[RECORDS FOR PROCESSING start]

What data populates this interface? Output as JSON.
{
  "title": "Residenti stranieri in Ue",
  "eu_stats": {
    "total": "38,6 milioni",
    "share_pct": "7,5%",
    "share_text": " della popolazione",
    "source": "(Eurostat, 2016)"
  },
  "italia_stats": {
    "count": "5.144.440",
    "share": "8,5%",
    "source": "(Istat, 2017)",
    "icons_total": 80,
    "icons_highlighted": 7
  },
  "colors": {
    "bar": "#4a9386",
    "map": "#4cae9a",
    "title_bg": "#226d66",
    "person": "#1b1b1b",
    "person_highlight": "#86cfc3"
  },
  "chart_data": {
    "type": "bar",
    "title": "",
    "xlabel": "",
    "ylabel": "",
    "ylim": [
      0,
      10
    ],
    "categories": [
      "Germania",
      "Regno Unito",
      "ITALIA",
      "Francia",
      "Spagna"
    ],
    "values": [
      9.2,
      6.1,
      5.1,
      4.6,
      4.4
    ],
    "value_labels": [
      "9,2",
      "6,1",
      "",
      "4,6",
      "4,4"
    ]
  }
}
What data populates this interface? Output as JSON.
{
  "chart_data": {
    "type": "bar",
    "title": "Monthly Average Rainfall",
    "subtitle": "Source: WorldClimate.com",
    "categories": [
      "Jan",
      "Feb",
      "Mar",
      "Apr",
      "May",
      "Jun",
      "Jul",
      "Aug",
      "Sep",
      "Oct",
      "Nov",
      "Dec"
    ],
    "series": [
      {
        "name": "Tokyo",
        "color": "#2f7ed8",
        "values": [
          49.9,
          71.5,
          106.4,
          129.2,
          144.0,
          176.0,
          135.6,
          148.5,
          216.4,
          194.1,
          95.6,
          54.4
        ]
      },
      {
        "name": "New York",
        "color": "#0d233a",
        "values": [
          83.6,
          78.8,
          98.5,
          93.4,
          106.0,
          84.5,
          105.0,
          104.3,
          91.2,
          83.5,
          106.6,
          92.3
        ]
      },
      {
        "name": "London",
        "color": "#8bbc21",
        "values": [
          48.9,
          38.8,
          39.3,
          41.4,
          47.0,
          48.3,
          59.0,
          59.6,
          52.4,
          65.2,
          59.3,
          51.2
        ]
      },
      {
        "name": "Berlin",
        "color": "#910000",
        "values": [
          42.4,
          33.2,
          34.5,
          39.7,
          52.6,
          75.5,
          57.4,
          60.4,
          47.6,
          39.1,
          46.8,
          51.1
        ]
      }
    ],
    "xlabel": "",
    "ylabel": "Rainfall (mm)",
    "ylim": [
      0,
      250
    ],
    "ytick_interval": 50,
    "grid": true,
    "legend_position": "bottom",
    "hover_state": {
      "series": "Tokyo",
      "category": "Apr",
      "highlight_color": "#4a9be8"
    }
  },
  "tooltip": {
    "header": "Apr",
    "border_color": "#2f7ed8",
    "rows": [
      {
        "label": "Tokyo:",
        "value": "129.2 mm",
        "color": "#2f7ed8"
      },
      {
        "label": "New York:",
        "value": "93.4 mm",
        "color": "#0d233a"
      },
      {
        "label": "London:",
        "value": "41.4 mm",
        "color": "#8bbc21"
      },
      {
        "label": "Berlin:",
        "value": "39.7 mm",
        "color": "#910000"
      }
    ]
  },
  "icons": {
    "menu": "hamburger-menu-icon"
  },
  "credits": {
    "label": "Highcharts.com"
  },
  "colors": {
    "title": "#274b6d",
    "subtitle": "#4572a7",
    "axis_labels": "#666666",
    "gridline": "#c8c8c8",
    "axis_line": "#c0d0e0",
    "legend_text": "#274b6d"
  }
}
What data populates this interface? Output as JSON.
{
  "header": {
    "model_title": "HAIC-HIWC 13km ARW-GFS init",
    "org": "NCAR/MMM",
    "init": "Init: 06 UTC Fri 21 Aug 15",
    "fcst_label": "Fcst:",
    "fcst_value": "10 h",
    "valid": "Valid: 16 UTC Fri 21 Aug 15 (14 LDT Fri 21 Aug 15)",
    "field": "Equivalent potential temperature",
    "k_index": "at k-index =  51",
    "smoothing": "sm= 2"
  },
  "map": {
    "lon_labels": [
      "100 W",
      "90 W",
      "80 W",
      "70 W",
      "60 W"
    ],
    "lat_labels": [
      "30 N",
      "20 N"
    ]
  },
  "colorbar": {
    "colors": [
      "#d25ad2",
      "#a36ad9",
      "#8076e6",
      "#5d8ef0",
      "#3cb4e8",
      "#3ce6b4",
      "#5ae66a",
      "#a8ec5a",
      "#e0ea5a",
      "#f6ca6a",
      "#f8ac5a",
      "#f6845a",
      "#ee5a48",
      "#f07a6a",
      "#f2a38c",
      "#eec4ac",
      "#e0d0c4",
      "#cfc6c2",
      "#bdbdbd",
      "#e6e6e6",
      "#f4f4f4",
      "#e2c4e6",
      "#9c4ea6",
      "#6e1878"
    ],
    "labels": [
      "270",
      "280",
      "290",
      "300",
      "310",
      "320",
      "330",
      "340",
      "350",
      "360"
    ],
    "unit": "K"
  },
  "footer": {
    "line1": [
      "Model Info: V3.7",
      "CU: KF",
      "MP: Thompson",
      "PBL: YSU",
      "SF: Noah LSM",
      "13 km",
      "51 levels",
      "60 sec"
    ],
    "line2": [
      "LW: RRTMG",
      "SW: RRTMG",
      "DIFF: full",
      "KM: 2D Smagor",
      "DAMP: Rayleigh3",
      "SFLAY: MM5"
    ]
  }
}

[RECORDS FOR PROCESSING end]
[RECORDS FOR PROCESSING start]

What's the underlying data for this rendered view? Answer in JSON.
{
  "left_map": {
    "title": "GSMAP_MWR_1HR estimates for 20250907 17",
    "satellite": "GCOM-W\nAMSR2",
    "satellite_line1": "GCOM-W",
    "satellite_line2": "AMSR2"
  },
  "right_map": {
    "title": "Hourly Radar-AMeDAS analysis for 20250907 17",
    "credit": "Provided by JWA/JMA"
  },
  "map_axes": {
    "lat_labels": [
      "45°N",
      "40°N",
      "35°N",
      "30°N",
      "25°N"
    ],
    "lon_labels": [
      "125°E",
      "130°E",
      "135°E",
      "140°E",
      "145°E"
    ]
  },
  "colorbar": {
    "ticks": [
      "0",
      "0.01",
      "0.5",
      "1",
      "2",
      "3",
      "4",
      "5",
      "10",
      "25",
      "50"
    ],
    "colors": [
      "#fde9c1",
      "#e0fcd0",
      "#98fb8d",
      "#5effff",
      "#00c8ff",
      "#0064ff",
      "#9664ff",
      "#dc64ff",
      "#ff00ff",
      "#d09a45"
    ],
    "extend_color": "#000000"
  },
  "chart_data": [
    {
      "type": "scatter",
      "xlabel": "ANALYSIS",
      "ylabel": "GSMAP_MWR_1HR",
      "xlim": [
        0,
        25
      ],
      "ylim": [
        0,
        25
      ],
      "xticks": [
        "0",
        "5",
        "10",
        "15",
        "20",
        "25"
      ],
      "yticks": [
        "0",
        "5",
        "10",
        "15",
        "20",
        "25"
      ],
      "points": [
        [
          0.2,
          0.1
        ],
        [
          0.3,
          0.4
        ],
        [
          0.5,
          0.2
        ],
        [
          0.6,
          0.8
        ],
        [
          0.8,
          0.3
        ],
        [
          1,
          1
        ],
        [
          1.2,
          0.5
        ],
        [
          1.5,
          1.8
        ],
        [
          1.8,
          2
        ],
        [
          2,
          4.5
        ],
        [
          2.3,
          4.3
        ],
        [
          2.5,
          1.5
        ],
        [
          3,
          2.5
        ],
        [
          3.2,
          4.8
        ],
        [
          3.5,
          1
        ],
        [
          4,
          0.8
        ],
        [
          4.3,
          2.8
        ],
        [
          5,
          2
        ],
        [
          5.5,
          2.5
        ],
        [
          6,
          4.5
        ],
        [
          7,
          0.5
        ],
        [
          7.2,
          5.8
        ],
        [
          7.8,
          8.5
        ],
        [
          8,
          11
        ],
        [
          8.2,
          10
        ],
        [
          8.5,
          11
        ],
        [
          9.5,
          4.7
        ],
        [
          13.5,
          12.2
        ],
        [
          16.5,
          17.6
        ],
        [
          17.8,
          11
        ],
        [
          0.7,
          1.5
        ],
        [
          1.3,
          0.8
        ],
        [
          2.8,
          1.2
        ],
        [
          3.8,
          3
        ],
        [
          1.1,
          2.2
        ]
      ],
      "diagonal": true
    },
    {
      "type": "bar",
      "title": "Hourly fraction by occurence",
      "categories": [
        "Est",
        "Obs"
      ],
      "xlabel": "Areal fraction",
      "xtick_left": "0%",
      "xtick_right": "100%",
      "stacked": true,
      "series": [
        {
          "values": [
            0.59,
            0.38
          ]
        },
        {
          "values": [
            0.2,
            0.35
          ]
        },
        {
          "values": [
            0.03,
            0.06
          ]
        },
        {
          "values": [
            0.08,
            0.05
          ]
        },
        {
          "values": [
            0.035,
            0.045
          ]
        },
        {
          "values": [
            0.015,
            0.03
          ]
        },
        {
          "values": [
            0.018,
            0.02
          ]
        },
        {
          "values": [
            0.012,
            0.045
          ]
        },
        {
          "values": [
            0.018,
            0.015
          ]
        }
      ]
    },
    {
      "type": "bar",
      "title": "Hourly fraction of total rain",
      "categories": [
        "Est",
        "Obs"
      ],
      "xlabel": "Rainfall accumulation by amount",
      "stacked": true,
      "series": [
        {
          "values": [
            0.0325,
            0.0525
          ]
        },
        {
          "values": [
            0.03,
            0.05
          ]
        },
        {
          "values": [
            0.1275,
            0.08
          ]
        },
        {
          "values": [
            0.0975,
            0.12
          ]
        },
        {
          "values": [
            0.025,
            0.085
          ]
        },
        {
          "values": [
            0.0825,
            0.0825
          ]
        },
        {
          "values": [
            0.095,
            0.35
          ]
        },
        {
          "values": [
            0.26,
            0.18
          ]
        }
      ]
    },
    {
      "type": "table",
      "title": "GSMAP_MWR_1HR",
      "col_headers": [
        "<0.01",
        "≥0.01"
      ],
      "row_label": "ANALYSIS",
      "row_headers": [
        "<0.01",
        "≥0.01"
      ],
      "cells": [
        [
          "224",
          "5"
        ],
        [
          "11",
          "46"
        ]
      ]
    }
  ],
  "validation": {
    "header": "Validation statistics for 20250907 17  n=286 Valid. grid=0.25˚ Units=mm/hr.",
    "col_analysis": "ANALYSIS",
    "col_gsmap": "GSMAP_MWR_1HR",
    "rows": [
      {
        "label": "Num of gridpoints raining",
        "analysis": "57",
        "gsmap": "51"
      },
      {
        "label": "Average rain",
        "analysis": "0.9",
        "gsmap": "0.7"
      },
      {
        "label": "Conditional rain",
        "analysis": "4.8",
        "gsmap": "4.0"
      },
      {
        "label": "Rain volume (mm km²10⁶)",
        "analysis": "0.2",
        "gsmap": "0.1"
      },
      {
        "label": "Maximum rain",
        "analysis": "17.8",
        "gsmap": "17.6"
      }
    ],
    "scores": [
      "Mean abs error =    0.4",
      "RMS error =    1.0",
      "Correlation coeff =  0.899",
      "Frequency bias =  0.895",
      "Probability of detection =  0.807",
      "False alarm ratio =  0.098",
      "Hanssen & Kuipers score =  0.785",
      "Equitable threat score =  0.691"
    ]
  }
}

[RECORDS FOR PROCESSING end]

PROBLEM TO WORK ON: Select every line above that contains the word "true", and copy it.

ANSWER TO THIS EXERCISE:
    "grid": true,
      "diagonal": true
      "stacked": true,
      "stacked": true,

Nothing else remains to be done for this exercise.